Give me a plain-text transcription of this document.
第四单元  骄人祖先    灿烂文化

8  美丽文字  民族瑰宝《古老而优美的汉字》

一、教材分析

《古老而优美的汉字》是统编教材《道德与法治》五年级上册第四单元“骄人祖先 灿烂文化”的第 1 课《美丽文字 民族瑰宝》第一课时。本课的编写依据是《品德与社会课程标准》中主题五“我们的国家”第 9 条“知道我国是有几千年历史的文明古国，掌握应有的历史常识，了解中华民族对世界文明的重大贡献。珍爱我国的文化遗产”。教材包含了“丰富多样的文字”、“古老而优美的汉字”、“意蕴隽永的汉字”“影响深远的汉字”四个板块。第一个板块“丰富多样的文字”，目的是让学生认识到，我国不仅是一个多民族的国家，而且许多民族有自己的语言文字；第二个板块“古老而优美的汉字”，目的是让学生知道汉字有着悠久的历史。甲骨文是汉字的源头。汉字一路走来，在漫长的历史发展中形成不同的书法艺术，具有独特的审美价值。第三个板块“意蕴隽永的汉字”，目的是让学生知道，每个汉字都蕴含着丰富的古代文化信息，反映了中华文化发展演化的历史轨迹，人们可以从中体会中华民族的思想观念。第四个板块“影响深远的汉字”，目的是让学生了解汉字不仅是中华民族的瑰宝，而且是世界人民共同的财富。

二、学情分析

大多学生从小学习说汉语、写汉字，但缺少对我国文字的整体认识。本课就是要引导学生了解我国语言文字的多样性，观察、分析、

_ _ _

_Prompt_.
Write out the whole listing exactly.

_Response below_.
Give me a plain-text transcription of this document.
第四单元  骄人祖先    灿烂文化

8  美丽文字  民族瑰宝《古老而优美的汉字》

一、教材分析

《古老而优美的汉字》是统编教材《道德与法治》五年级上册第四单元“骄人祖先 灿烂文化”的第 1 课《美丽文字 民族瑰宝》第一课时。本课的编写依据是《品德与社会课程标准》中主题五“我们的国家”第 9 条“知道我国是有几千年历史的文明古国，掌握应有的历史常识，了解中华民族对世界文明的重大贡献。珍爱我国的文化遗产”。教材包含了“丰富多样的文字”、“古老而优美的汉字”、“意蕴隽永的汉字”“影响深远的汉字”四个板块。第一个板块“丰富多样的文字”，目的是让学生认识到，我国不仅是一个多民族的国家，而且许多民族有自己的语言文字；第二个板块“古老而优美的汉字”，目的是让学生知道汉字有着悠久的历史。甲骨文是汉字的源头。汉字一路走来，在漫长的历史发展中形成不同的书法艺术，具有独特的审美价值。第三个板块“意蕴隽永的汉字”，目的是让学生知道，每个汉字都蕴含着丰富的古代文化信息，反映了中华文化发展演化的历史轨迹，人们可以从中体会中华民族的思想观念。第四个板块“影响深远的汉字”，目的是让学生了解汉字不仅是中华民族的瑰宝，而且是世界人民共同的财富。

二、学情分析

大多学生从小学习说汉语、写汉字，但缺少对我国文字的整体认识。本课就是要引导学生了解我国语言文字的多样性，观察、分析、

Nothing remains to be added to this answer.